> _Exercise requirements_: Collect each line holding the string "color".

> _Stored records_:
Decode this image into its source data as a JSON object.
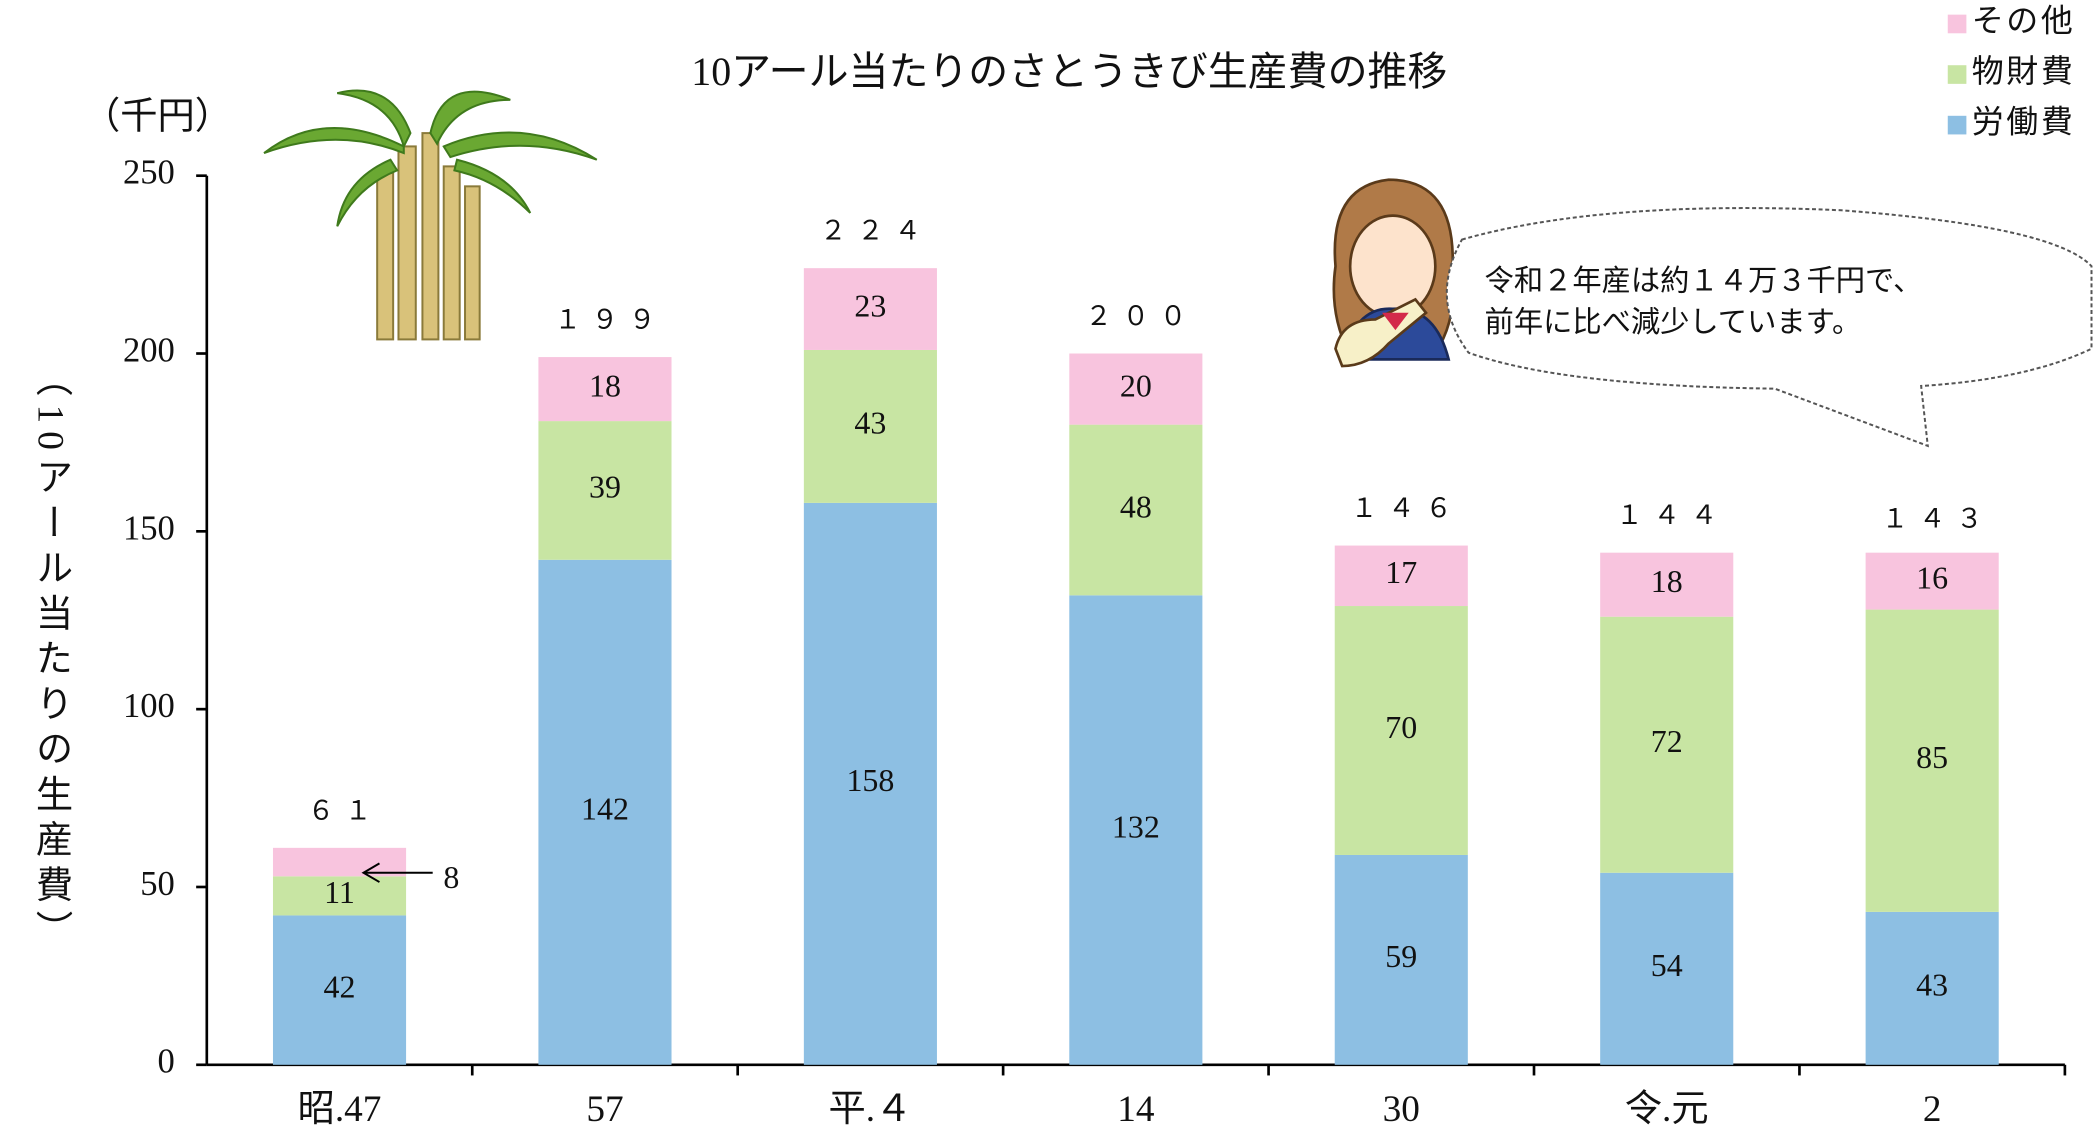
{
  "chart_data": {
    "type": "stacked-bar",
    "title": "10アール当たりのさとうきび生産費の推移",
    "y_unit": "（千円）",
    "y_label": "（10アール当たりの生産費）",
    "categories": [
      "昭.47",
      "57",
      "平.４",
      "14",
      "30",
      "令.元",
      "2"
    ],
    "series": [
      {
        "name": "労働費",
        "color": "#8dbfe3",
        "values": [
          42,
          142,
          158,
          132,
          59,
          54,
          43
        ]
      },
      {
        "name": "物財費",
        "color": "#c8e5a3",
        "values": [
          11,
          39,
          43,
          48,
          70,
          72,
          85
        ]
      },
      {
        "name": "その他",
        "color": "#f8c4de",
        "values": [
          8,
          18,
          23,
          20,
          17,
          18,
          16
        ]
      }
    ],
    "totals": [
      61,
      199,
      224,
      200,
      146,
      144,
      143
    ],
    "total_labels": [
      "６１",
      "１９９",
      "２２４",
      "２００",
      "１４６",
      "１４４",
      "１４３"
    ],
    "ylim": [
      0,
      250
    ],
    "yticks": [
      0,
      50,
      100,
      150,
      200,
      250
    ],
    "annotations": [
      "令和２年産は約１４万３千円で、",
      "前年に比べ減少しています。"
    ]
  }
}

---

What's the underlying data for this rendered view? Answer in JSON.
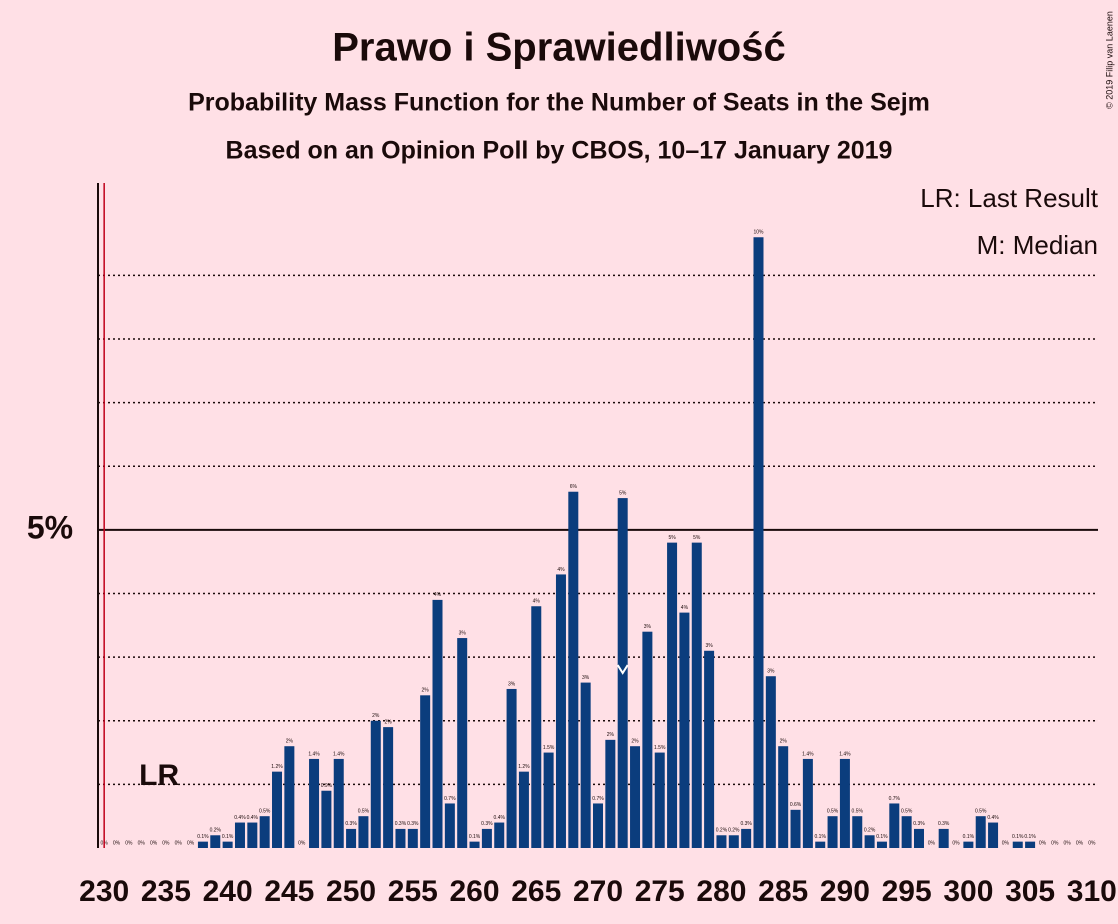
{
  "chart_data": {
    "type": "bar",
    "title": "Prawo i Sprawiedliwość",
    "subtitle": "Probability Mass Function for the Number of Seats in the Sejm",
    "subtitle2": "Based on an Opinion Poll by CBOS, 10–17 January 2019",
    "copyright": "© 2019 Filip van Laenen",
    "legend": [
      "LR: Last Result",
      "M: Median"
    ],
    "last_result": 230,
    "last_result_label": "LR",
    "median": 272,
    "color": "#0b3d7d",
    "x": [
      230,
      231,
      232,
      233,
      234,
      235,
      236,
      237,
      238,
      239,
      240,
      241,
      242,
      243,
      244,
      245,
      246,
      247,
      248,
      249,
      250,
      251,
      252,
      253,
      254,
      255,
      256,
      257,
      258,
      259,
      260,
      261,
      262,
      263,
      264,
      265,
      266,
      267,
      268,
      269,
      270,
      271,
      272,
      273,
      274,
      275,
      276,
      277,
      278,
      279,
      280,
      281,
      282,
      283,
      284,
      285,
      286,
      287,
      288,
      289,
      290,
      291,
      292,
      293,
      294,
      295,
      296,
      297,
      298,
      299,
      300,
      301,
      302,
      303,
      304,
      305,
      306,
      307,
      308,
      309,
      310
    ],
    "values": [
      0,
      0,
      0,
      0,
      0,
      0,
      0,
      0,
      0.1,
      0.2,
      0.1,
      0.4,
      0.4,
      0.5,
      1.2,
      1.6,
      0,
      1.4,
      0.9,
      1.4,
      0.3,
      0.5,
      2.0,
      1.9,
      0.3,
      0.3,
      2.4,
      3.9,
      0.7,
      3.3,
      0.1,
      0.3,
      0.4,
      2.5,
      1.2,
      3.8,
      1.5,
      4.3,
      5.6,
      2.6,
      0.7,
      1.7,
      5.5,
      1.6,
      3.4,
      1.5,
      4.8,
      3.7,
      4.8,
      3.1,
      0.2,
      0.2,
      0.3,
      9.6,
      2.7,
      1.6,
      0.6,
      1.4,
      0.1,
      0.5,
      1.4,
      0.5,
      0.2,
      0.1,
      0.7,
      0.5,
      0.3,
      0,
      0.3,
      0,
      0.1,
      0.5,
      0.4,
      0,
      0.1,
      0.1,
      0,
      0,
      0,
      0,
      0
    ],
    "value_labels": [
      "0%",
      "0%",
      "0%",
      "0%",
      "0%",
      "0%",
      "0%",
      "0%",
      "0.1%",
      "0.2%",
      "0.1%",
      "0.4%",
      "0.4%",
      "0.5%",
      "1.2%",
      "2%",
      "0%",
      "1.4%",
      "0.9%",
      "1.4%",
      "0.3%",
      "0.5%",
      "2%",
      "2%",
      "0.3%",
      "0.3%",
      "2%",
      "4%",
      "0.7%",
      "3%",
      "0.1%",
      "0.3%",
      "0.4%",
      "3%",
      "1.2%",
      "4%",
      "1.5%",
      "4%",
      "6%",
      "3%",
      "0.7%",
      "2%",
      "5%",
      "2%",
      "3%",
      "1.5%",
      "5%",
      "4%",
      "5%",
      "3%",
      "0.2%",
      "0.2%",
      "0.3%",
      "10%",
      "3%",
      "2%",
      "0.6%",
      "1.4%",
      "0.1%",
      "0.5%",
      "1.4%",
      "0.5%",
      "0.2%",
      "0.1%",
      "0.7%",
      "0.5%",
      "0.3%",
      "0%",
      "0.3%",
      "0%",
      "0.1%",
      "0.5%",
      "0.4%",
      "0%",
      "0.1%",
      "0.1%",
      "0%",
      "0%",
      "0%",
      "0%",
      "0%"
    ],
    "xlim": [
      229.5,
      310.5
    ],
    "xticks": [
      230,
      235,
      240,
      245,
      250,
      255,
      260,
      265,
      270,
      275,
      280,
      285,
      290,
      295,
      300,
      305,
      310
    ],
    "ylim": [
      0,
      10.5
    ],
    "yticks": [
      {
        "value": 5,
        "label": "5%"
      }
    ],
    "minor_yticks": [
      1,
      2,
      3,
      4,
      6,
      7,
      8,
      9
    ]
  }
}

> _Output of the exercise_:
        "color": "#8dbfe3",
        "color": "#c8e5a3",
        "color": "#f8c4de",
    "color": "#0b3d7d",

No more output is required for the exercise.